▶ **GIVEN EXERCISE**:
Make an exact transcription of the material, leaving out all images.

▶ **DATA ROWS**:

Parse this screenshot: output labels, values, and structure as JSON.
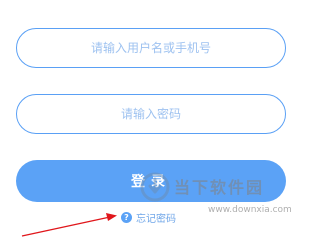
{
  "login_form": {
    "username_placeholder": "请输入用户名或手机号",
    "password_placeholder": "请输入密码",
    "login_button_label": "登录",
    "forgot_password_label": "忘记密码",
    "forgot_icon_glyph": "?"
  },
  "watermark": {
    "name": "当下软件园",
    "url": "www.downxia.com"
  },
  "colors": {
    "accent": "#5ba2f6",
    "field_border": "#5aa0f5",
    "annotation_arrow": "#e0161b"
  }
}
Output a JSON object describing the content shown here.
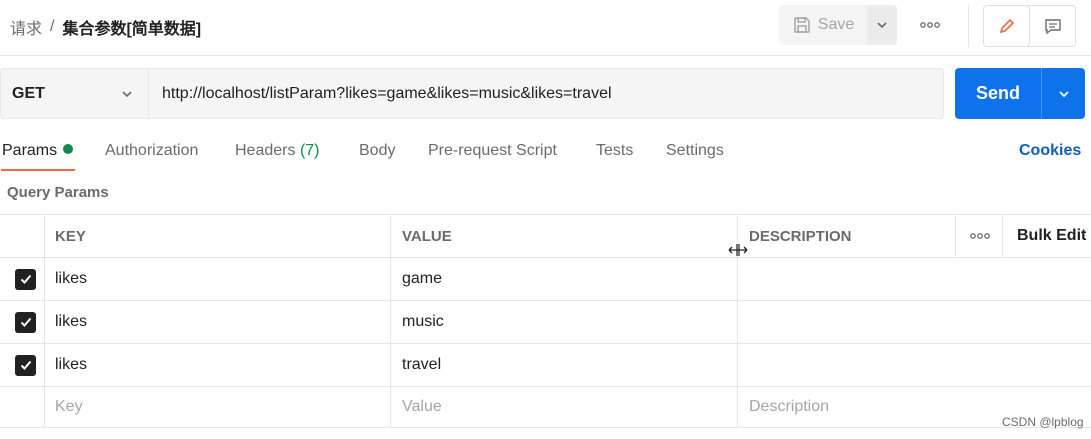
{
  "header": {
    "breadcrumb_parent": "请求",
    "breadcrumb_sep": "/",
    "breadcrumb_current": "集合参数[简单数据]",
    "save_label": "Save"
  },
  "request": {
    "method": "GET",
    "url": "http://localhost/listParam?likes=game&likes=music&likes=travel",
    "send_label": "Send"
  },
  "tabs": {
    "params": "Params",
    "authorization": "Authorization",
    "headers": "Headers",
    "headers_count": "(7)",
    "body": "Body",
    "prerequest": "Pre-request Script",
    "tests": "Tests",
    "settings": "Settings",
    "cookies": "Cookies"
  },
  "query": {
    "title": "Query Params",
    "columns": {
      "key": "KEY",
      "value": "VALUE",
      "description": "DESCRIPTION",
      "bulk_edit": "Bulk Edit"
    },
    "rows": [
      {
        "key": "likes",
        "value": "game",
        "checked": true
      },
      {
        "key": "likes",
        "value": "music",
        "checked": true
      },
      {
        "key": "likes",
        "value": "travel",
        "checked": true
      }
    ],
    "placeholder": {
      "key": "Key",
      "value": "Value",
      "description": "Description"
    }
  },
  "watermark": "CSDN @lpblog",
  "colors": {
    "accent": "#0d72eb",
    "tab_underline": "#f26b3a",
    "status_green": "#0f8a4c",
    "link": "#0d5fbf"
  }
}
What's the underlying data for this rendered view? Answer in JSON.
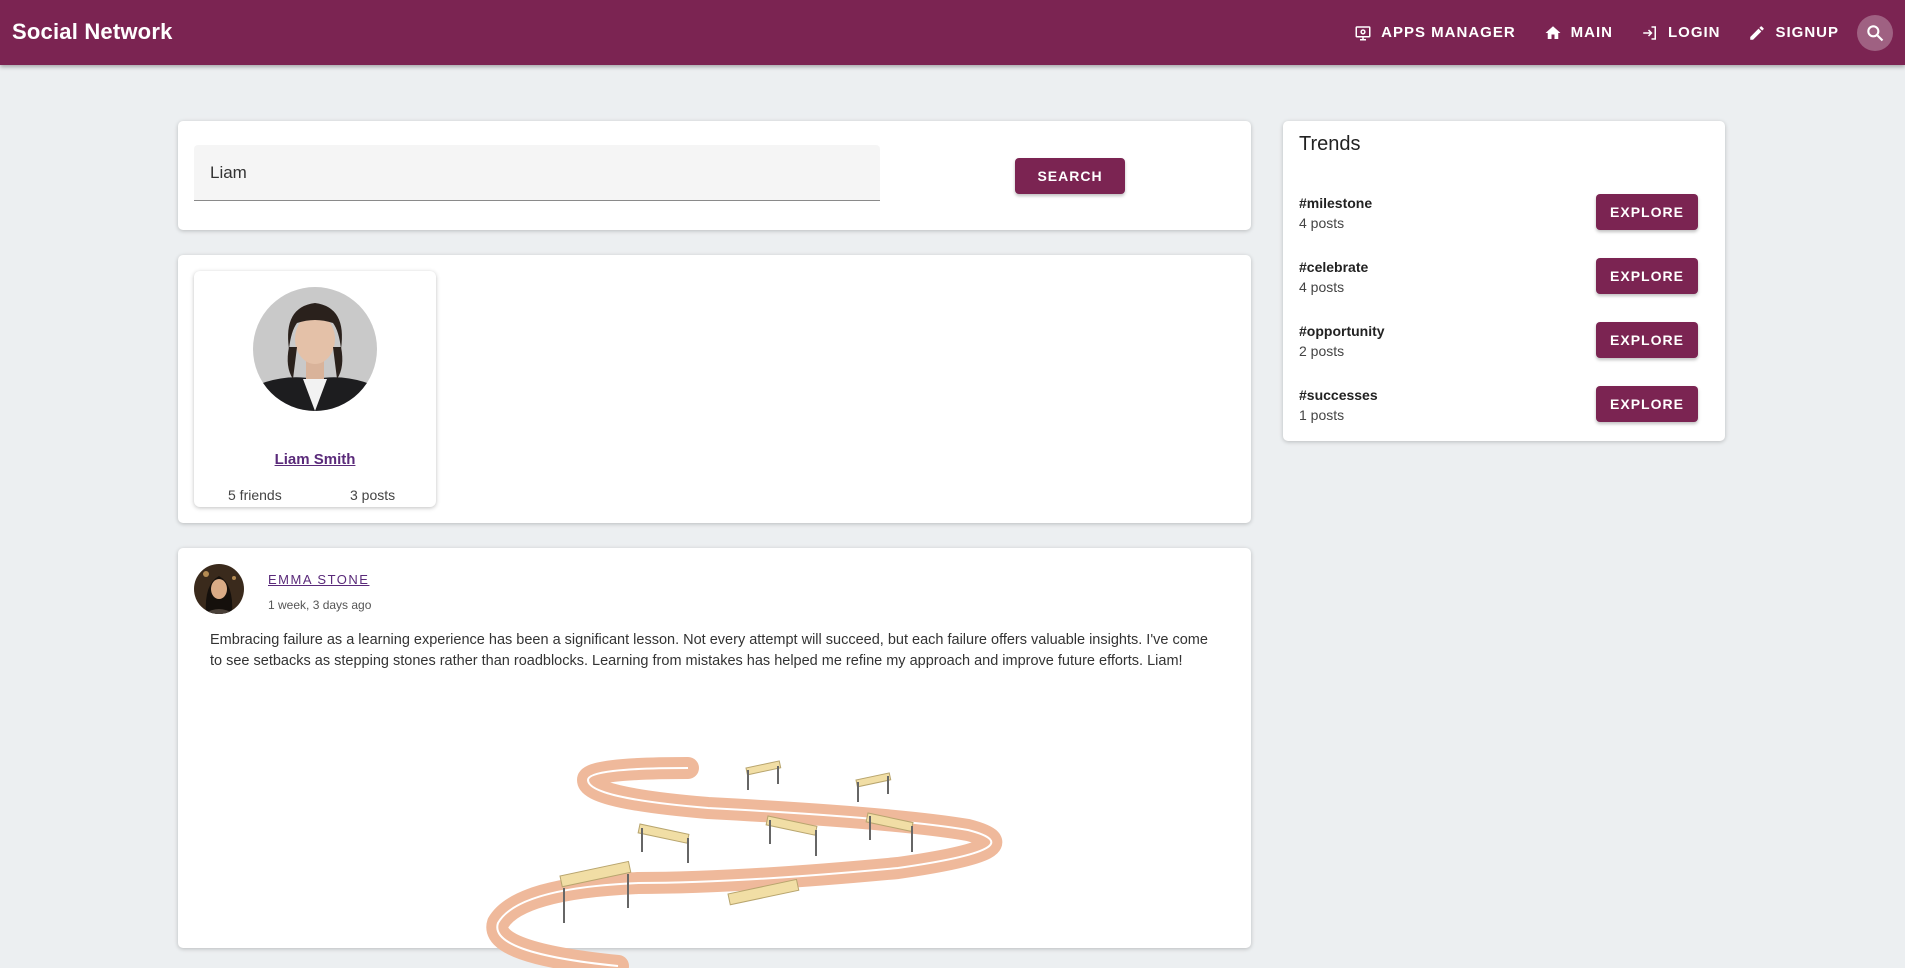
{
  "app": {
    "title": "Social Network"
  },
  "nav": {
    "apps_manager": "APPS MANAGER",
    "main": "MAIN",
    "login": "LOGIN",
    "signup": "SIGNUP"
  },
  "search": {
    "value": "Liam",
    "button": "SEARCH"
  },
  "results": [
    {
      "name": "Liam Smith",
      "friends": "5 friends",
      "posts": "3 posts"
    }
  ],
  "post": {
    "author": "EMMA STONE",
    "time": "1 week, 3 days ago",
    "text": "Embracing failure as a learning experience has been a significant lesson. Not every attempt will succeed, but each failure offers valuable insights. I've come to see setbacks as stepping stones rather than roadblocks. Learning from mistakes has helped me refine my approach and improve future efforts. Liam!"
  },
  "trends": {
    "title": "Trends",
    "items": [
      {
        "tag": "#milestone",
        "count": "4 posts",
        "button": "EXPLORE"
      },
      {
        "tag": "#celebrate",
        "count": "4 posts",
        "button": "EXPLORE"
      },
      {
        "tag": "#opportunity",
        "count": "2 posts",
        "button": "EXPLORE"
      },
      {
        "tag": "#successes",
        "count": "1 posts",
        "button": "EXPLORE"
      }
    ]
  },
  "colors": {
    "primary": "#7b2452",
    "background": "#eceff1",
    "link": "#5a2a7a"
  }
}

▶ **OUTPUT BELOW**:
Parse this screenshot: output labels, values, and structure as JSON.
{
  "login_form": {
    "username_placeholder": "请输入用户名或手机号",
    "password_placeholder": "请输入密码",
    "login_button_label": "登录",
    "forgot_password_label": "忘记密码",
    "forgot_icon_glyph": "?"
  },
  "watermark": {
    "name": "当下软件园",
    "url": "www.downxia.com"
  },
  "colors": {
    "accent": "#5ba2f6",
    "field_border": "#5aa0f5",
    "annotation_arrow": "#e0161b"
  }
}
Output a JSON object describing the content shown here.
{
  "header": {
    "breadcrumb_parent": "请求",
    "breadcrumb_sep": "/",
    "breadcrumb_current": "集合参数[简单数据]",
    "save_label": "Save"
  },
  "request": {
    "method": "GET",
    "url": "http://localhost/listParam?likes=game&likes=music&likes=travel",
    "send_label": "Send"
  },
  "tabs": {
    "params": "Params",
    "authorization": "Authorization",
    "headers": "Headers",
    "headers_count": "(7)",
    "body": "Body",
    "prerequest": "Pre-request Script",
    "tests": "Tests",
    "settings": "Settings",
    "cookies": "Cookies"
  },
  "query": {
    "title": "Query Params",
    "columns": {
      "key": "KEY",
      "value": "VALUE",
      "description": "DESCRIPTION",
      "bulk_edit": "Bulk Edit"
    },
    "rows": [
      {
        "key": "likes",
        "value": "game",
        "checked": true
      },
      {
        "key": "likes",
        "value": "music",
        "checked": true
      },
      {
        "key": "likes",
        "value": "travel",
        "checked": true
      }
    ],
    "placeholder": {
      "key": "Key",
      "value": "Value",
      "description": "Description"
    }
  },
  "watermark": "CSDN @lpblog",
  "colors": {
    "accent": "#0d72eb",
    "tab_underline": "#f26b3a",
    "status_green": "#0f8a4c",
    "link": "#0d5fbf"
  }
}
What's the underlying data for this rendered view? Answer in JSON.
{
  "app": {
    "title": "Social Network"
  },
  "nav": {
    "apps_manager": "APPS MANAGER",
    "main": "MAIN",
    "login": "LOGIN",
    "signup": "SIGNUP"
  },
  "search": {
    "value": "Liam",
    "button": "SEARCH"
  },
  "results": [
    {
      "name": "Liam Smith",
      "friends": "5 friends",
      "posts": "3 posts"
    }
  ],
  "post": {
    "author": "EMMA STONE",
    "time": "1 week, 3 days ago",
    "text": "Embracing failure as a learning experience has been a significant lesson. Not every attempt will succeed, but each failure offers valuable insights. I've come to see setbacks as stepping stones rather than roadblocks. Learning from mistakes has helped me refine my approach and improve future efforts. Liam!"
  },
  "trends": {
    "title": "Trends",
    "items": [
      {
        "tag": "#milestone",
        "count": "4 posts",
        "button": "EXPLORE"
      },
      {
        "tag": "#celebrate",
        "count": "4 posts",
        "button": "EXPLORE"
      },
      {
        "tag": "#opportunity",
        "count": "2 posts",
        "button": "EXPLORE"
      },
      {
        "tag": "#successes",
        "count": "1 posts",
        "button": "EXPLORE"
      }
    ]
  },
  "colors": {
    "primary": "#7b2452",
    "background": "#eceff1",
    "link": "#5a2a7a"
  }
}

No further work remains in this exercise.